**Stored rows**

===============

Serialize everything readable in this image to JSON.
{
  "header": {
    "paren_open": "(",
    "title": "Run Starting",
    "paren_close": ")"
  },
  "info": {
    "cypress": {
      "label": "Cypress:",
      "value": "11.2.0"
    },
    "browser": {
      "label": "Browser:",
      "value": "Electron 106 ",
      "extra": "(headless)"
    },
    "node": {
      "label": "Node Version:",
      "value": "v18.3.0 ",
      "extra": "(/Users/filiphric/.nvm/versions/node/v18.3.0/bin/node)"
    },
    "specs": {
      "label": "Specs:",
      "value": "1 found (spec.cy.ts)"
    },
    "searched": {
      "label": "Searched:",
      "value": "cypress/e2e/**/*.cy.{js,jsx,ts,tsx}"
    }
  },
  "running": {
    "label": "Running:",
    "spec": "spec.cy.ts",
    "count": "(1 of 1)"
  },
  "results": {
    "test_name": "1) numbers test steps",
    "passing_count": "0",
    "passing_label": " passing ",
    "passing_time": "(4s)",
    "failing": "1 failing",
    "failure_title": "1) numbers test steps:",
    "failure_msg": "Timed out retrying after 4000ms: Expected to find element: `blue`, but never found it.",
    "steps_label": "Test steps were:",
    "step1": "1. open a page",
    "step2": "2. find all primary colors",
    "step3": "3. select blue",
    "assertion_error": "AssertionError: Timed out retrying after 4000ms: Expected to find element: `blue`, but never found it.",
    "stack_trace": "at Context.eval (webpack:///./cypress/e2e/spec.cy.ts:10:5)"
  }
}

===============

Repeat the entries shown above, every one, word for word.

**Finished exercise**
Serialize everything readable in this image to JSON.
{
  "header": {
    "paren_open": "(",
    "title": "Run Starting",
    "paren_close": ")"
  },
  "info": {
    "cypress": {
      "label": "Cypress:",
      "value": "11.2.0"
    },
    "browser": {
      "label": "Browser:",
      "value": "Electron 106 ",
      "extra": "(headless)"
    },
    "node": {
      "label": "Node Version:",
      "value": "v18.3.0 ",
      "extra": "(/Users/filiphric/.nvm/versions/node/v18.3.0/bin/node)"
    },
    "specs": {
      "label": "Specs:",
      "value": "1 found (spec.cy.ts)"
    },
    "searched": {
      "label": "Searched:",
      "value": "cypress/e2e/**/*.cy.{js,jsx,ts,tsx}"
    }
  },
  "running": {
    "label": "Running:",
    "spec": "spec.cy.ts",
    "count": "(1 of 1)"
  },
  "results": {
    "test_name": "1) numbers test steps",
    "passing_count": "0",
    "passing_label": " passing ",
    "passing_time": "(4s)",
    "failing": "1 failing",
    "failure_title": "1) numbers test steps:",
    "failure_msg": "Timed out retrying after 4000ms: Expected to find element: `blue`, but never found it.",
    "steps_label": "Test steps were:",
    "step1": "1. open a page",
    "step2": "2. find all primary colors",
    "step3": "3. select blue",
    "assertion_error": "AssertionError: Timed out retrying after 4000ms: Expected to find element: `blue`, but never found it.",
    "stack_trace": "at Context.eval (webpack:///./cypress/e2e/spec.cy.ts:10:5)"
  }
}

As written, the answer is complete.